[Work instructions]: Transcribe all the records exactly and omit any images they hold.

- - - - - - -

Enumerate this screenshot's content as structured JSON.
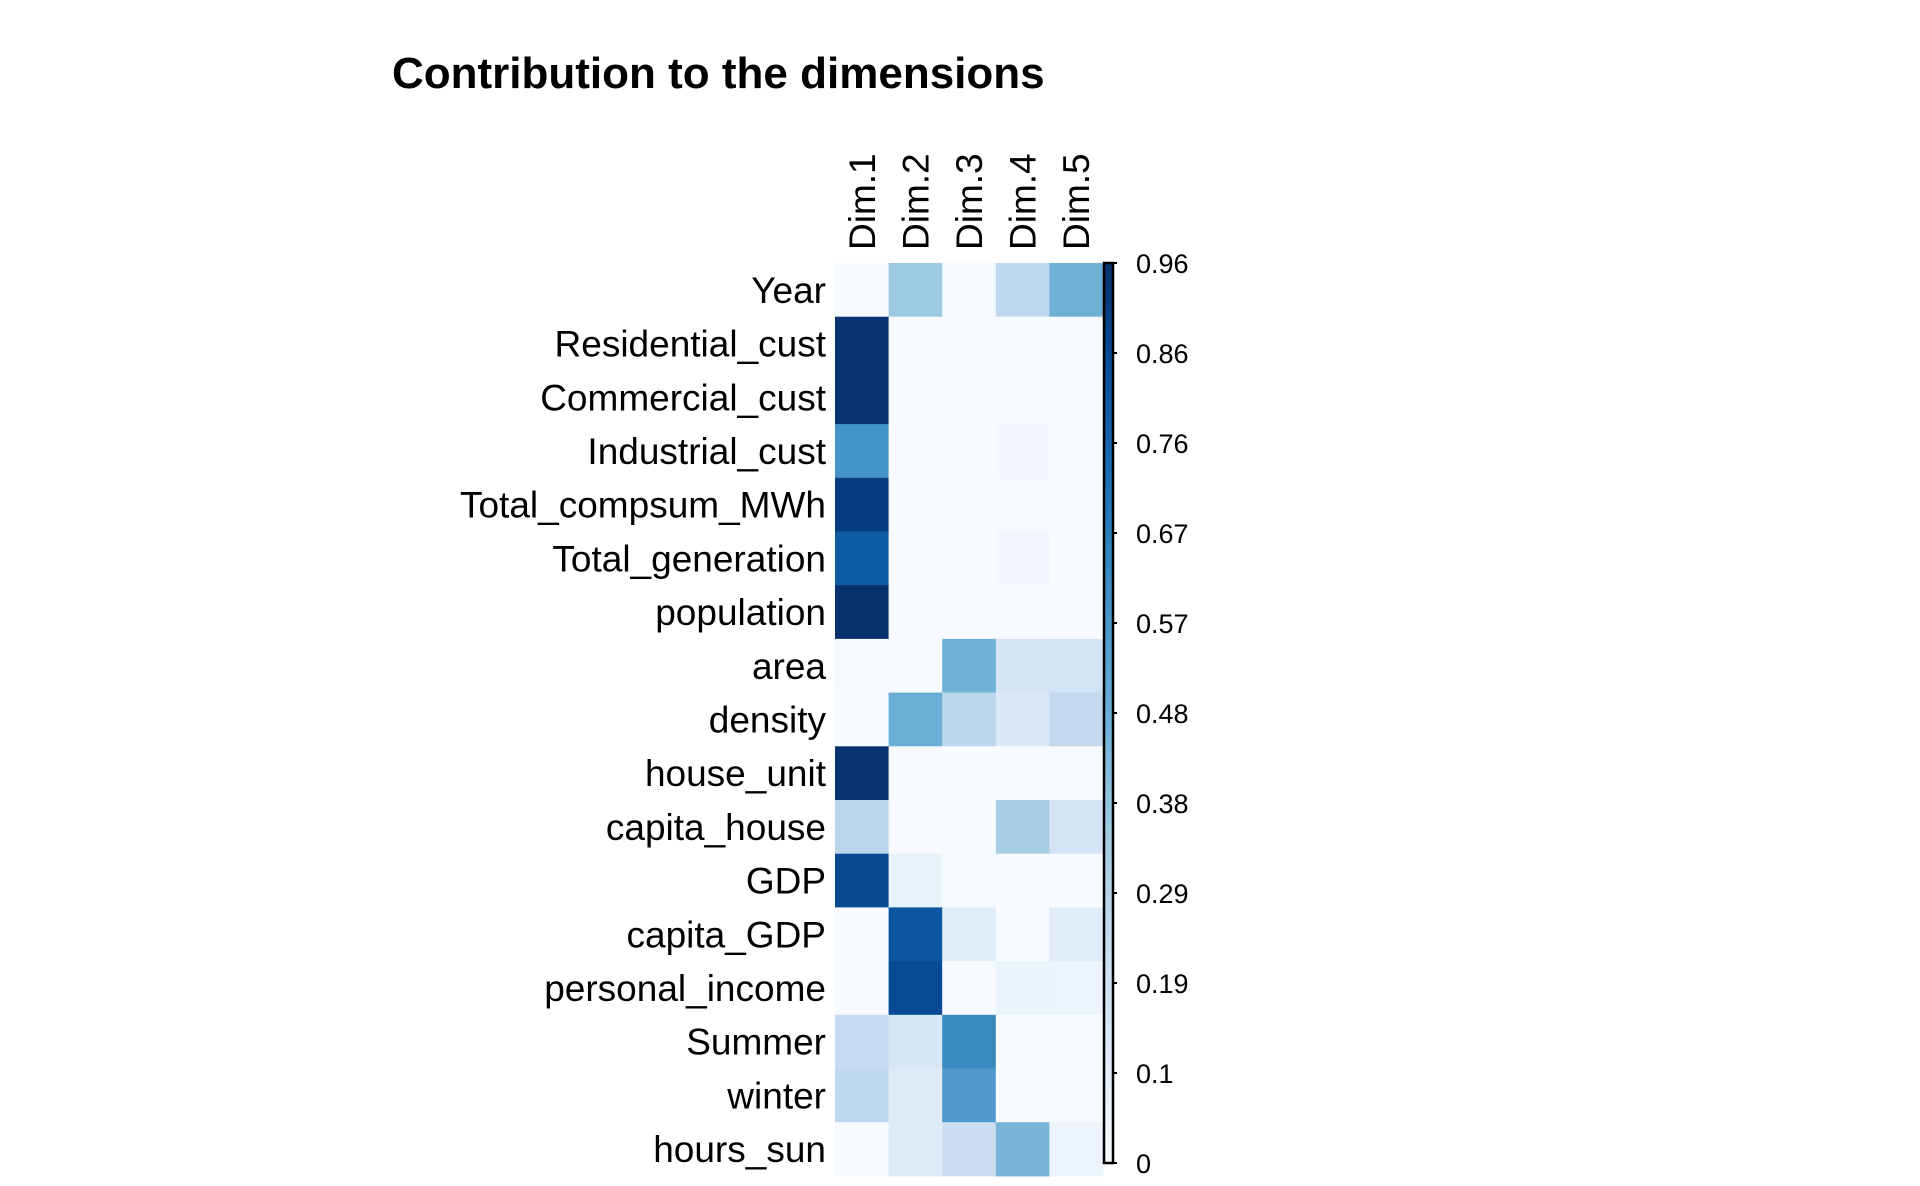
{
  "chart_data": {
    "type": "heatmap",
    "title": "Contribution to the dimensions",
    "columns": [
      "Dim.1",
      "Dim.2",
      "Dim.3",
      "Dim.4",
      "Dim.5"
    ],
    "rows": [
      "Year",
      "Residential_cust",
      "Commercial_cust",
      "Industrial_cust",
      "Total_compsum_MWh",
      "Total_generation",
      "population",
      "area",
      "density",
      "house_unit",
      "capita_house",
      "GDP",
      "capita_GDP",
      "personal_income",
      "Summer",
      "winter",
      "hours_sun"
    ],
    "values": [
      [
        0.0,
        0.36,
        0.01,
        0.26,
        0.47
      ],
      [
        0.95,
        0.0,
        0.0,
        0.0,
        0.0
      ],
      [
        0.95,
        0.0,
        0.0,
        0.0,
        0.0
      ],
      [
        0.59,
        0.0,
        0.01,
        0.02,
        0.01
      ],
      [
        0.91,
        0.0,
        0.0,
        0.01,
        0.0
      ],
      [
        0.8,
        0.01,
        0.0,
        0.03,
        0.0
      ],
      [
        0.96,
        0.0,
        0.0,
        0.0,
        0.0
      ],
      [
        0.01,
        0.0,
        0.47,
        0.17,
        0.18
      ],
      [
        0.0,
        0.48,
        0.27,
        0.14,
        0.25
      ],
      [
        0.95,
        0.0,
        0.0,
        0.0,
        0.0
      ],
      [
        0.27,
        0.0,
        0.0,
        0.33,
        0.17
      ],
      [
        0.87,
        0.07,
        0.01,
        0.0,
        0.0
      ],
      [
        0.0,
        0.82,
        0.11,
        0.0,
        0.11
      ],
      [
        0.0,
        0.86,
        0.0,
        0.06,
        0.05
      ],
      [
        0.24,
        0.16,
        0.63,
        0.0,
        0.0
      ],
      [
        0.26,
        0.12,
        0.56,
        0.0,
        0.0
      ],
      [
        0.0,
        0.12,
        0.21,
        0.45,
        0.05
      ]
    ],
    "colorbar": {
      "min": 0,
      "max": 0.96,
      "ticks": [
        "0",
        "0.1",
        "0.19",
        "0.29",
        "0.38",
        "0.48",
        "0.57",
        "0.67",
        "0.76",
        "0.86",
        "0.96"
      ],
      "colormap": "Blues",
      "placement": "right"
    },
    "colors": {
      "low": "#f7fbff",
      "high": "#08306b"
    }
  }
}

- - - - - - -

[Result for this exercise]:
Enumerate this screenshot's content as structured JSON.
{
  "chart_data": {
    "type": "heatmap",
    "title": "Contribution to the dimensions",
    "columns": [
      "Dim.1",
      "Dim.2",
      "Dim.3",
      "Dim.4",
      "Dim.5"
    ],
    "rows": [
      "Year",
      "Residential_cust",
      "Commercial_cust",
      "Industrial_cust",
      "Total_compsum_MWh",
      "Total_generation",
      "population",
      "area",
      "density",
      "house_unit",
      "capita_house",
      "GDP",
      "capita_GDP",
      "personal_income",
      "Summer",
      "winter",
      "hours_sun"
    ],
    "values": [
      [
        0.0,
        0.36,
        0.01,
        0.26,
        0.47
      ],
      [
        0.95,
        0.0,
        0.0,
        0.0,
        0.0
      ],
      [
        0.95,
        0.0,
        0.0,
        0.0,
        0.0
      ],
      [
        0.59,
        0.0,
        0.01,
        0.02,
        0.01
      ],
      [
        0.91,
        0.0,
        0.0,
        0.01,
        0.0
      ],
      [
        0.8,
        0.01,
        0.0,
        0.03,
        0.0
      ],
      [
        0.96,
        0.0,
        0.0,
        0.0,
        0.0
      ],
      [
        0.01,
        0.0,
        0.47,
        0.17,
        0.18
      ],
      [
        0.0,
        0.48,
        0.27,
        0.14,
        0.25
      ],
      [
        0.95,
        0.0,
        0.0,
        0.0,
        0.0
      ],
      [
        0.27,
        0.0,
        0.0,
        0.33,
        0.17
      ],
      [
        0.87,
        0.07,
        0.01,
        0.0,
        0.0
      ],
      [
        0.0,
        0.82,
        0.11,
        0.0,
        0.11
      ],
      [
        0.0,
        0.86,
        0.0,
        0.06,
        0.05
      ],
      [
        0.24,
        0.16,
        0.63,
        0.0,
        0.0
      ],
      [
        0.26,
        0.12,
        0.56,
        0.0,
        0.0
      ],
      [
        0.0,
        0.12,
        0.21,
        0.45,
        0.05
      ]
    ],
    "colorbar": {
      "min": 0,
      "max": 0.96,
      "ticks": [
        "0",
        "0.1",
        "0.19",
        "0.29",
        "0.38",
        "0.48",
        "0.57",
        "0.67",
        "0.76",
        "0.86",
        "0.96"
      ],
      "colormap": "Blues",
      "placement": "right"
    },
    "colors": {
      "low": "#f7fbff",
      "high": "#08306b"
    }
  }
}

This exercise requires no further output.